● Stated goal
Please output the records below in full, exactly as given, but without the images.
>> START Raw data
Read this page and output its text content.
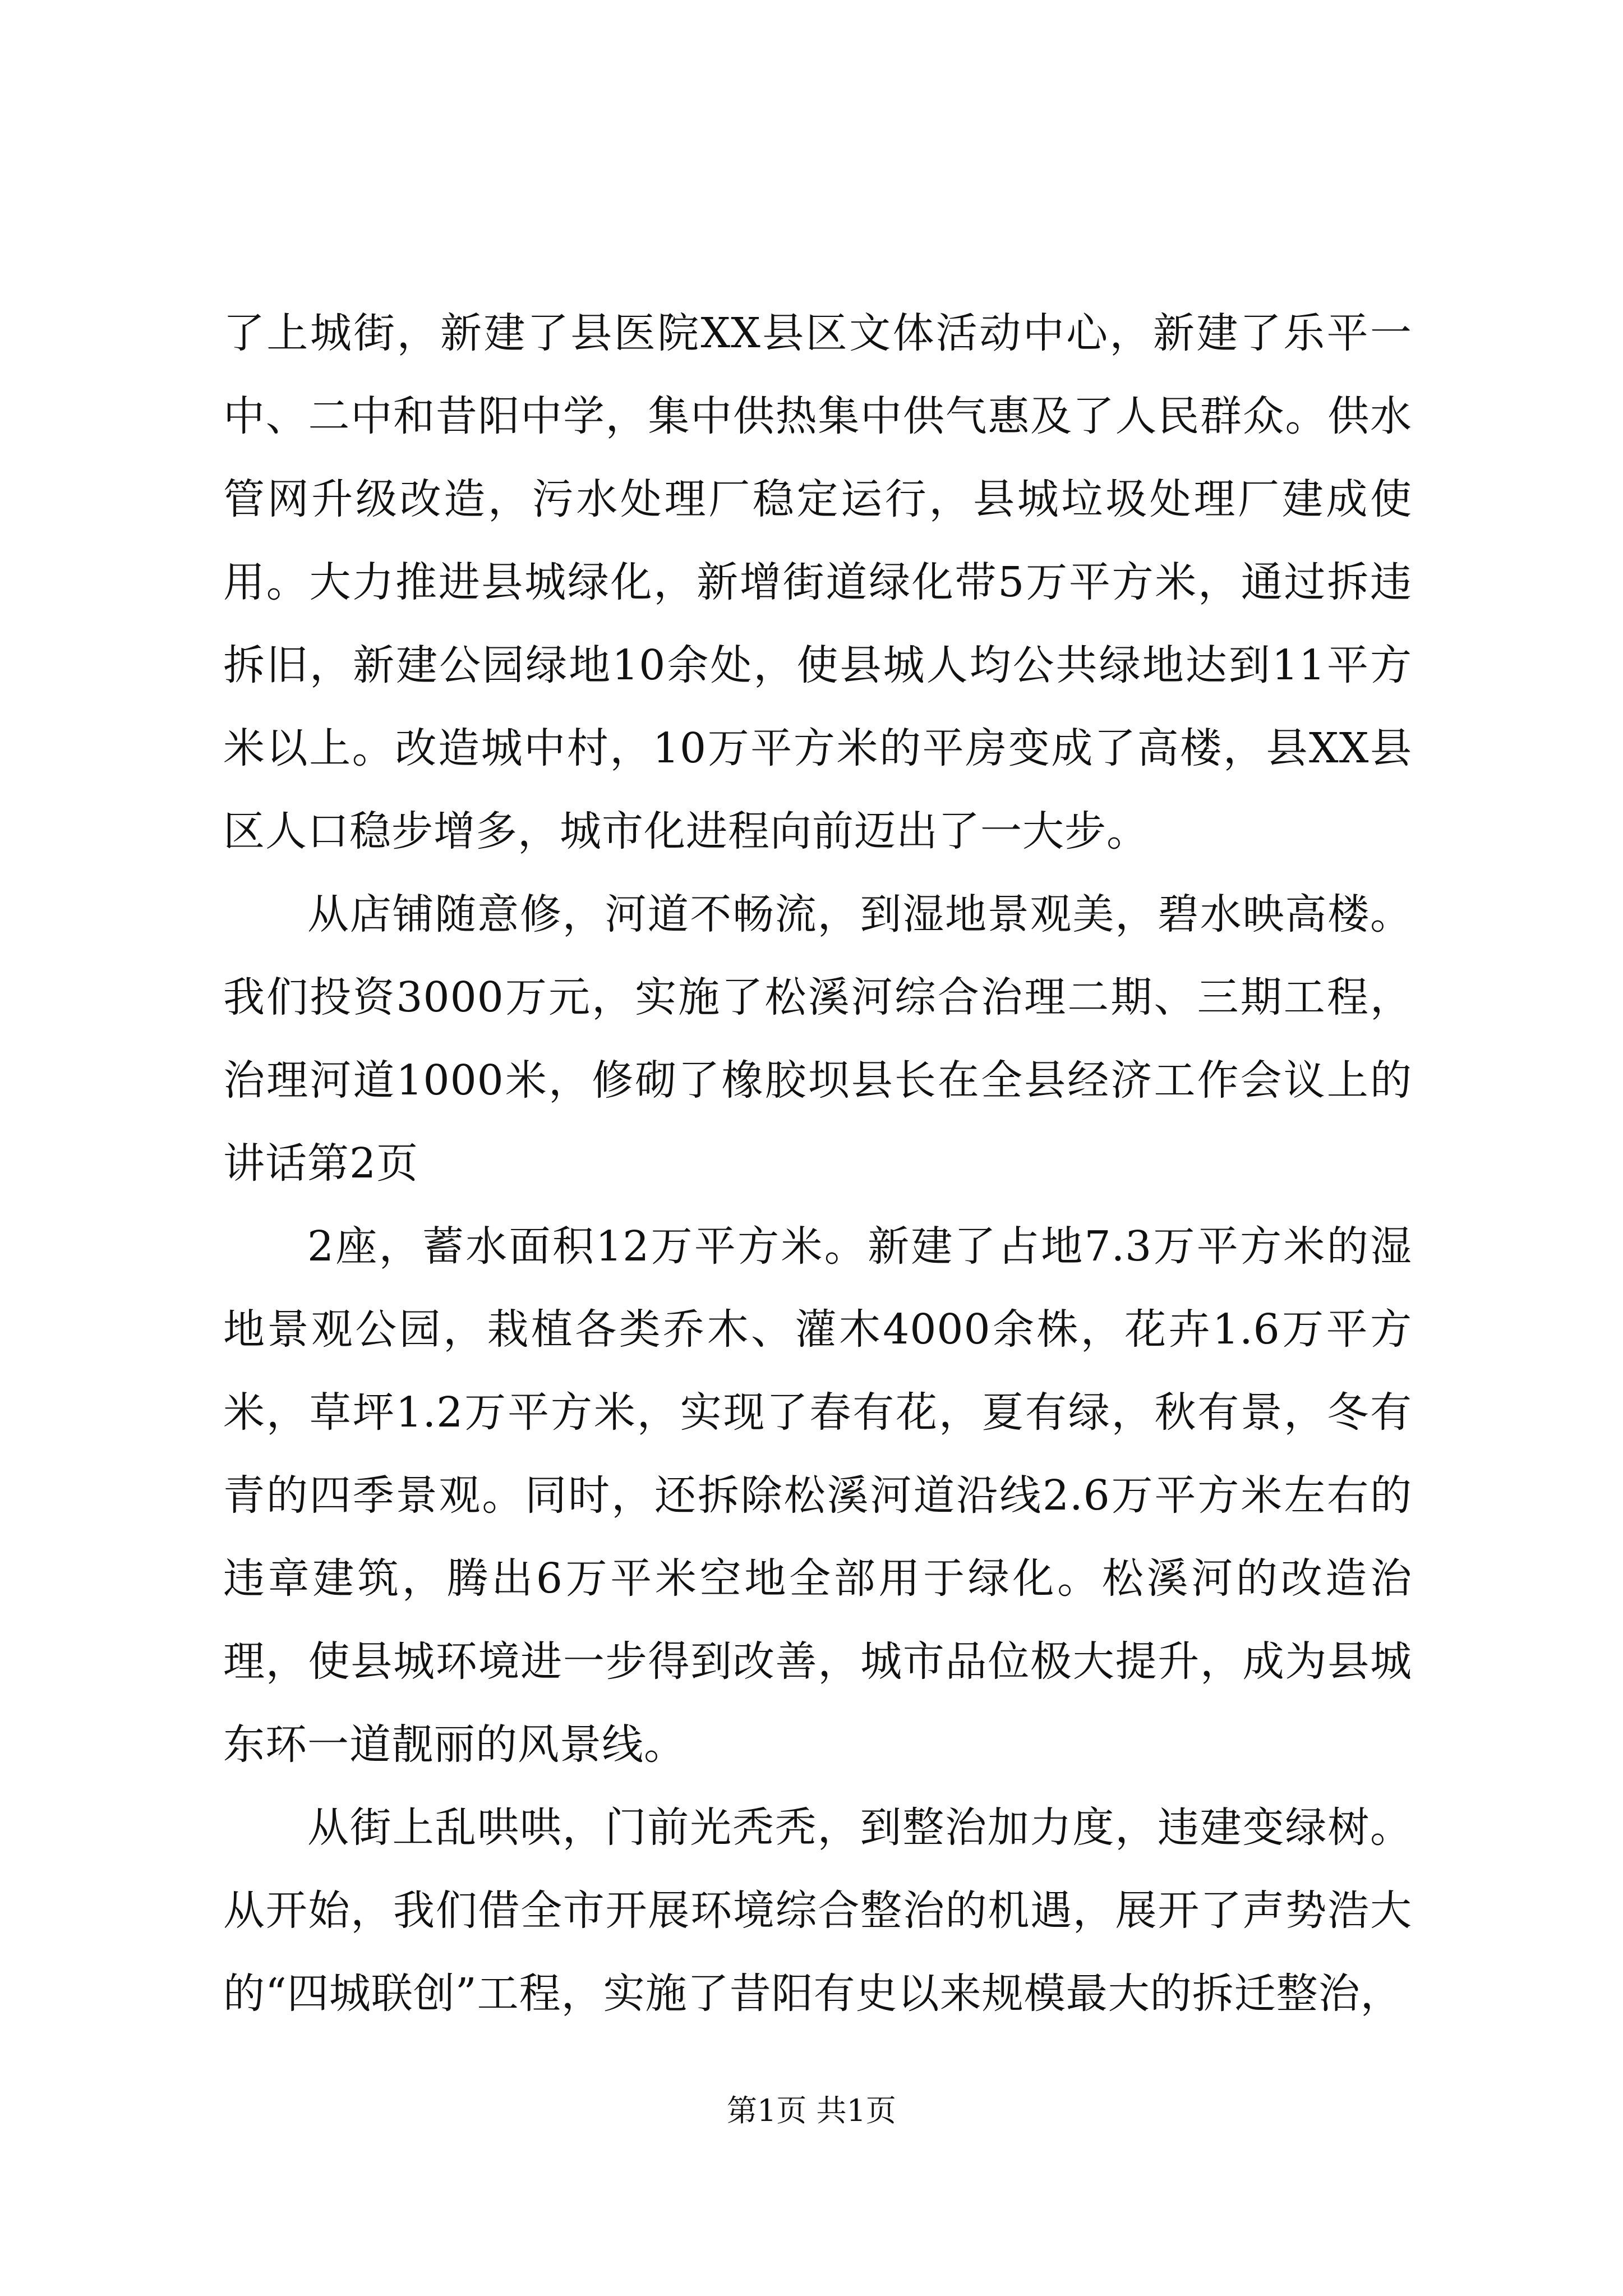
了上城街，新建了县医院XX县区文体活动中心，新建了乐平一中、二中和昔阳中学，集中供热集中供气惠及了人民群众。供水管网升级改造，污水处理厂稳定运行，县城垃圾处理厂建成使用。大力推进县城绿化，新增街道绿化带5万平方米，通过拆违拆旧，新建公园绿地10余处，使县城人均公共绿地达到11平方米以上。改造城中村，10万平方米的平房变成了高楼，县XX县区人口稳步增多，城市化进程向前迈出了一大步。

从店铺随意修，河道不畅流，到湿地景观美，碧水映高楼。我们投资3000万元，实施了松溪河综合治理二期、三期工程，治理河道1000米，修砌了橡胶坝县长在全县经济工作会议上的讲话第2页

2座，蓄水面积12万平方米。新建了占地7.3万平方米的湿地景观公园，栽植各类乔木、灌木4000余株，花卉1.6万平方米，草坪1.2万平方米，实现了春有花，夏有绿，秋有景，冬有青的四季景观。同时，还拆除松溪河道沿线2.6万平方米左右的违章建筑，腾出6万平米空地全部用于绿化。松溪河的改造治理，使县城环境进一步得到改善，城市品位极大提升，成为县城东环一道靓丽的风景线。

从街上乱哄哄，门前光秃秃，到整治加力度，违建变绿树。从开始，我们借全市开展环境综合整治的机遇，展开了声势浩大的“四城联创”工程，实施了昔阳有史以来规模最大的拆迁整治，

第1页 共1页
>> END Raw data
● Output
Read this page and output its text content.
了上城街，新建了县医院XX县区文体活动中心，新建了乐平一中、二中和昔阳中学，集中供热集中供气惠及了人民群众。供水管网升级改造，污水处理厂稳定运行，县城垃圾处理厂建成使用。大力推进县城绿化，新增街道绿化带5万平方米，通过拆违拆旧，新建公园绿地10余处，使县城人均公共绿地达到11平方米以上。改造城中村，10万平方米的平房变成了高楼，县XX县区人口稳步增多，城市化进程向前迈出了一大步。

从店铺随意修，河道不畅流，到湿地景观美，碧水映高楼。我们投资3000万元，实施了松溪河综合治理二期、三期工程，治理河道1000米，修砌了橡胶坝县长在全县经济工作会议上的讲话第2页

2座，蓄水面积12万平方米。新建了占地7.3万平方米的湿地景观公园，栽植各类乔木、灌木4000余株，花卉1.6万平方米，草坪1.2万平方米，实现了春有花，夏有绿，秋有景，冬有青的四季景观。同时，还拆除松溪河道沿线2.6万平方米左右的违章建筑，腾出6万平米空地全部用于绿化。松溪河的改造治理，使县城环境进一步得到改善，城市品位极大提升，成为县城东环一道靓丽的风景线。

从街上乱哄哄，门前光秃秃，到整治加力度，违建变绿树。从开始，我们借全市开展环境综合整治的机遇，展开了声势浩大的“四城联创”工程，实施了昔阳有史以来规模最大的拆迁整治，

第1页 共1页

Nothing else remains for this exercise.